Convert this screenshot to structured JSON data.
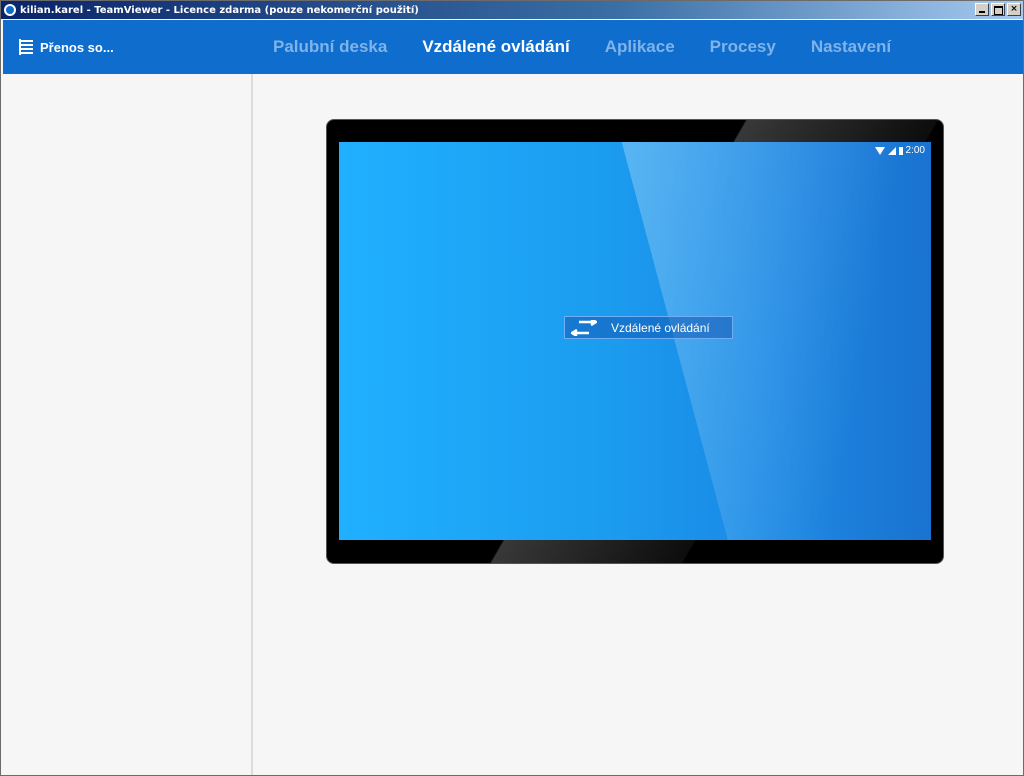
{
  "window": {
    "title": "kilian.karel - TeamViewer - Licence zdarma (pouze nekomerční použití)",
    "controls": {
      "minimize": "_",
      "maximize": "□",
      "close": "×"
    }
  },
  "navbar": {
    "file_transfer_label": "Přenos so...",
    "tabs": [
      {
        "label": "Palubní deska",
        "active": false
      },
      {
        "label": "Vzdálené ovládání",
        "active": true
      },
      {
        "label": "Aplikace",
        "active": false
      },
      {
        "label": "Procesy",
        "active": false
      },
      {
        "label": "Nastavení",
        "active": false
      }
    ]
  },
  "device": {
    "status_time": "2:00",
    "remote_control_label": "Vzdálené ovládání"
  },
  "colors": {
    "nav_background": "#0e6dcd",
    "tab_inactive": "#7fb3e9",
    "tab_active": "#ffffff",
    "screen_blue": "#1b9cef"
  }
}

*****

◆ Exercise task
Restate each line of the records exactly; pictures do not belong in the copy.

◆ Response
Convert this screenshot to structured JSON data.
{
  "window": {
    "title": "kilian.karel - TeamViewer - Licence zdarma (pouze nekomerční použití)",
    "controls": {
      "minimize": "_",
      "maximize": "□",
      "close": "×"
    }
  },
  "navbar": {
    "file_transfer_label": "Přenos so...",
    "tabs": [
      {
        "label": "Palubní deska",
        "active": false
      },
      {
        "label": "Vzdálené ovládání",
        "active": true
      },
      {
        "label": "Aplikace",
        "active": false
      },
      {
        "label": "Procesy",
        "active": false
      },
      {
        "label": "Nastavení",
        "active": false
      }
    ]
  },
  "device": {
    "status_time": "2:00",
    "remote_control_label": "Vzdálené ovládání"
  },
  "colors": {
    "nav_background": "#0e6dcd",
    "tab_inactive": "#7fb3e9",
    "tab_active": "#ffffff",
    "screen_blue": "#1b9cef"
  }
}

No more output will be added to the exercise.